- **LISTED RECORDS**
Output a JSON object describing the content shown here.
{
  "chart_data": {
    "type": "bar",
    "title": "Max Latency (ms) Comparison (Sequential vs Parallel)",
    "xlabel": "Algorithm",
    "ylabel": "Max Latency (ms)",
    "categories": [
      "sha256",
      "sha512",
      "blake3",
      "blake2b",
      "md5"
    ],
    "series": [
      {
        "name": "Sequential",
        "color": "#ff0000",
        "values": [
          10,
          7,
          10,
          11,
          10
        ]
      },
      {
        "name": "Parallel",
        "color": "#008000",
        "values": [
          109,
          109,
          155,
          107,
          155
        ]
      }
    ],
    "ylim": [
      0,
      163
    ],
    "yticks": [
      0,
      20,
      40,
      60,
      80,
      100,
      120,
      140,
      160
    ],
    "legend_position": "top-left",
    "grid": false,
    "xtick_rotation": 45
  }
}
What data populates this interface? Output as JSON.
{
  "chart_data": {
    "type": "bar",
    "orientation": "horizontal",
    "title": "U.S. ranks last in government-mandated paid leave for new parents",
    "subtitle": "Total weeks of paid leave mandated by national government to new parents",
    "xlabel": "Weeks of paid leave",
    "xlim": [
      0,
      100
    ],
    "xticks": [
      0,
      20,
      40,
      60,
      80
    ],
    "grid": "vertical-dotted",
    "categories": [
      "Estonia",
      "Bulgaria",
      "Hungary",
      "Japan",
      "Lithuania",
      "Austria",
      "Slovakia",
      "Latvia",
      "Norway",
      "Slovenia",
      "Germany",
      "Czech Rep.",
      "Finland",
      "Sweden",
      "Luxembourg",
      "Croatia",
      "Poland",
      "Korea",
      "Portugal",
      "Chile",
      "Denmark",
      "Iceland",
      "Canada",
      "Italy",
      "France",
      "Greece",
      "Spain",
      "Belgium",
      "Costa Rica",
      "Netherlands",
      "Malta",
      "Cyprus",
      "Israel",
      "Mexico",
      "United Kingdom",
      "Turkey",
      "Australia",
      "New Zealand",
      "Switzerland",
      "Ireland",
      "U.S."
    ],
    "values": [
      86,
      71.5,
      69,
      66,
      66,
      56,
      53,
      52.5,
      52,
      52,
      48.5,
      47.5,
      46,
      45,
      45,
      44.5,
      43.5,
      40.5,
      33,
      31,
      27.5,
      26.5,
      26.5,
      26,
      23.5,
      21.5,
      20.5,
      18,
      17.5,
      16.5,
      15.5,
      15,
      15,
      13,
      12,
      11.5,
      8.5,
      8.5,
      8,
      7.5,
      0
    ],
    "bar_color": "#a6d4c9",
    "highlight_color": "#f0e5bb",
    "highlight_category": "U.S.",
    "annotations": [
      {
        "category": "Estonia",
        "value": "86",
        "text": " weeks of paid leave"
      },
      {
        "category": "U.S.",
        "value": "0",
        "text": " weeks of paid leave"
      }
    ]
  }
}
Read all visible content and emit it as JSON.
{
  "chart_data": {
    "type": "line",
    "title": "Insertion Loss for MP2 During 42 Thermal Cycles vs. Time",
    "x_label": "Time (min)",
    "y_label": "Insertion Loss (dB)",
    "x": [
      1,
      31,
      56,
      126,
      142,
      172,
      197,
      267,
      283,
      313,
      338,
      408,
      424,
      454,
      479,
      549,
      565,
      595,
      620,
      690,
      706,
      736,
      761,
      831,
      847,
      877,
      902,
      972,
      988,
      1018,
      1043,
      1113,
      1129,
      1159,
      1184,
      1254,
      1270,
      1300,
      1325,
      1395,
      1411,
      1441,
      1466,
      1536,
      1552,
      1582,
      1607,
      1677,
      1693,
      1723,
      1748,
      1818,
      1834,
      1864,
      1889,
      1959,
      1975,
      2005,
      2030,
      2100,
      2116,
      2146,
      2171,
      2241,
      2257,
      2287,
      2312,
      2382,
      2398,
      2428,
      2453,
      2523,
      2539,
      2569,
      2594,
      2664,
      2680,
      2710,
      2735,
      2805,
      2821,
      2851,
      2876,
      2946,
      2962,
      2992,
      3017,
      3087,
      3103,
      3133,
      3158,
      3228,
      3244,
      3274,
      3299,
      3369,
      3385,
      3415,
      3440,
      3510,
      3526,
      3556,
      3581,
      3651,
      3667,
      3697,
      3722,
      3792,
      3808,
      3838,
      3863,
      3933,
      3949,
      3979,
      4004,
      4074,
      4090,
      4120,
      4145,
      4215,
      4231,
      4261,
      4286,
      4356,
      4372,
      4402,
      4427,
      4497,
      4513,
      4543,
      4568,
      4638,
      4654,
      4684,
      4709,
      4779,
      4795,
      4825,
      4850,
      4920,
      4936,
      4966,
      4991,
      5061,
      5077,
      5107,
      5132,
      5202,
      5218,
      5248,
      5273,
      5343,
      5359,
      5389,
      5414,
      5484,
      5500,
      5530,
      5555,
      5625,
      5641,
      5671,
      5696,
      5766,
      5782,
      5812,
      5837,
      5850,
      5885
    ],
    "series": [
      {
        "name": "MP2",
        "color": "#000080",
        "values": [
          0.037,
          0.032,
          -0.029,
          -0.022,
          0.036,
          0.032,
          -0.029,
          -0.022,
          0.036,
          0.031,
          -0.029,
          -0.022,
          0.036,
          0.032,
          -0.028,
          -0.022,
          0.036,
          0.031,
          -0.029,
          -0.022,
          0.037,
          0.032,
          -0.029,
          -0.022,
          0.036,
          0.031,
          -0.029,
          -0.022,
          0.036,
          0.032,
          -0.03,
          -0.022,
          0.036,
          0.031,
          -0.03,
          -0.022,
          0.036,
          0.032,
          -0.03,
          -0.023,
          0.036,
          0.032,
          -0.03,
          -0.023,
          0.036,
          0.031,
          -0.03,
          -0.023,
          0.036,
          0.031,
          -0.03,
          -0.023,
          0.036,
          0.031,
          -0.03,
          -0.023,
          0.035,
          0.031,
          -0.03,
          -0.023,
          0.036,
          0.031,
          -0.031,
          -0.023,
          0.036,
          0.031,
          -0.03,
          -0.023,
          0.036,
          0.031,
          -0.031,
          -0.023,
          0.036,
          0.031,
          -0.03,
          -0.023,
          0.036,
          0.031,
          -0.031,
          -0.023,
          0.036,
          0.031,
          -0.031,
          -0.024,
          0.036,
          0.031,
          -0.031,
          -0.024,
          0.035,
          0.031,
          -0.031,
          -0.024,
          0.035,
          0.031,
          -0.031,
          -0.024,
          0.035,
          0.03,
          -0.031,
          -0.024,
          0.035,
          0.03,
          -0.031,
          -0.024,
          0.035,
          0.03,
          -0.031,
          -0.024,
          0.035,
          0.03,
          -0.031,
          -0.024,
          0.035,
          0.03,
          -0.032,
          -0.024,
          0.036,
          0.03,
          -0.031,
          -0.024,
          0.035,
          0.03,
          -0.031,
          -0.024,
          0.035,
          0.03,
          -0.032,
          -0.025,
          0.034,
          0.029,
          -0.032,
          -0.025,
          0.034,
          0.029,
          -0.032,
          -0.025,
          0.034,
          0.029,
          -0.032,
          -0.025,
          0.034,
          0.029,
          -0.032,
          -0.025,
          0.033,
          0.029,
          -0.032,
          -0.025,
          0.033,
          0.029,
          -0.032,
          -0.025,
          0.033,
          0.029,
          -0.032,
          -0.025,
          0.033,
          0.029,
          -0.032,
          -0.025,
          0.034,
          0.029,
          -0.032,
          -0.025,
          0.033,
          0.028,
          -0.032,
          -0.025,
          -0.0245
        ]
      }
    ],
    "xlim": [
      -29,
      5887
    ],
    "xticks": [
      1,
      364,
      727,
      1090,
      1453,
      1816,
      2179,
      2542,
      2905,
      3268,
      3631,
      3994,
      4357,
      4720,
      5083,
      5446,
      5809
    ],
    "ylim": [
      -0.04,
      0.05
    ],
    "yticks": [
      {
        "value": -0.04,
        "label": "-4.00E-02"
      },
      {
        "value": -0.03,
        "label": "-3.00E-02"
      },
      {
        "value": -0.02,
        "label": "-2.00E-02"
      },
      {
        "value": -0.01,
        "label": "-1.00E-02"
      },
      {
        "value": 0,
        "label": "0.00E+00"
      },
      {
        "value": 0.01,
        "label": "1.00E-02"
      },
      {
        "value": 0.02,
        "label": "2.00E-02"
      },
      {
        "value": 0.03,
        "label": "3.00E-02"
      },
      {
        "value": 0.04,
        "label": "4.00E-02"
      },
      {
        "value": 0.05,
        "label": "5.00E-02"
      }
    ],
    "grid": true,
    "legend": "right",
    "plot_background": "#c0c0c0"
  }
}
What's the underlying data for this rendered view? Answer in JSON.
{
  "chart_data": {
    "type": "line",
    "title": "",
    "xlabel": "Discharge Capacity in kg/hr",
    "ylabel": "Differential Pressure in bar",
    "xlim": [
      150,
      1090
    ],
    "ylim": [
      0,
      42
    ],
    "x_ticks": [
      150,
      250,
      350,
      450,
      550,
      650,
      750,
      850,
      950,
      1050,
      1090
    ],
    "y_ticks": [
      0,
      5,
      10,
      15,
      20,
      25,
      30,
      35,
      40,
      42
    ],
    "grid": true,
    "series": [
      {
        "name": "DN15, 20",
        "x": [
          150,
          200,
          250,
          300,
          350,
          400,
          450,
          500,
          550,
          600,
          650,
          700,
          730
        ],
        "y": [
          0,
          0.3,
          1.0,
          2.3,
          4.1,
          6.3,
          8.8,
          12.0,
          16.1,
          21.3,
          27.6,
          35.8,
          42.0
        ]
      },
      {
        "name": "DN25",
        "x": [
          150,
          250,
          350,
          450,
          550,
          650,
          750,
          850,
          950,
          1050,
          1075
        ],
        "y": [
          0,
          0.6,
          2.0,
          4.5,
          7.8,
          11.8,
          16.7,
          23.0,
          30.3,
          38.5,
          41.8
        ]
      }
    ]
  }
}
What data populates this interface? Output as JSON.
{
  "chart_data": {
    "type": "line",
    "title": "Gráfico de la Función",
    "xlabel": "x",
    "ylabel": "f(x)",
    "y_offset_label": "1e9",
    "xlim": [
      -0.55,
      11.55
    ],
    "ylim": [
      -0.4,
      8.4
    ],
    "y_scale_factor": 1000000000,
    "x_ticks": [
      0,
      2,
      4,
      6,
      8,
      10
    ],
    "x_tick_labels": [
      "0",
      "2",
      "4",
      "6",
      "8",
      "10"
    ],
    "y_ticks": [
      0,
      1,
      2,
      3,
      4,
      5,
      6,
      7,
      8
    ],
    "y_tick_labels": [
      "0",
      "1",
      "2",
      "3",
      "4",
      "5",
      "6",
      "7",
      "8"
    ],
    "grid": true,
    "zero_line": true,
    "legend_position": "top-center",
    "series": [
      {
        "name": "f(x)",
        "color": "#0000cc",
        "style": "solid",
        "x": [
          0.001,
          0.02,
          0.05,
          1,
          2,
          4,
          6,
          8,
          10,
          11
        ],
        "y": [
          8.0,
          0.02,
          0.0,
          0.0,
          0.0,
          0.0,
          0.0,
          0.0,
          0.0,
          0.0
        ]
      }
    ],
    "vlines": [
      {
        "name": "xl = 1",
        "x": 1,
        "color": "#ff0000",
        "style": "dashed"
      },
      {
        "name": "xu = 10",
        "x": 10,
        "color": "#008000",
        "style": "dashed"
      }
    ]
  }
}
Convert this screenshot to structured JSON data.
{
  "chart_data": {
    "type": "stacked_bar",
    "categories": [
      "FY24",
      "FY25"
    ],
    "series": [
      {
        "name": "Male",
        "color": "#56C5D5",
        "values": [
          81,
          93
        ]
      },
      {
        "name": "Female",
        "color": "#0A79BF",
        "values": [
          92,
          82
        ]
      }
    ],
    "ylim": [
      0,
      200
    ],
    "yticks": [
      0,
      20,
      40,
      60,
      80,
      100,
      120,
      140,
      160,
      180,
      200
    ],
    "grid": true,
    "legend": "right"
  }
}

- **THE REQUEST**
Find the line that contains "Convert this screenshot" in the listing above. Retype it and every line after it up to the last, exactly, and nothing else.

- **WRITTEN SOLUTION**
Convert this screenshot to structured JSON data.
{
  "chart_data": {
    "type": "stacked_bar",
    "categories": [
      "FY24",
      "FY25"
    ],
    "series": [
      {
        "name": "Male",
        "color": "#56C5D5",
        "values": [
          81,
          93
        ]
      },
      {
        "name": "Female",
        "color": "#0A79BF",
        "values": [
          92,
          82
        ]
      }
    ],
    "ylim": [
      0,
      200
    ],
    "yticks": [
      0,
      20,
      40,
      60,
      80,
      100,
      120,
      140,
      160,
      180,
      200
    ],
    "grid": true,
    "legend": "right"
  }
}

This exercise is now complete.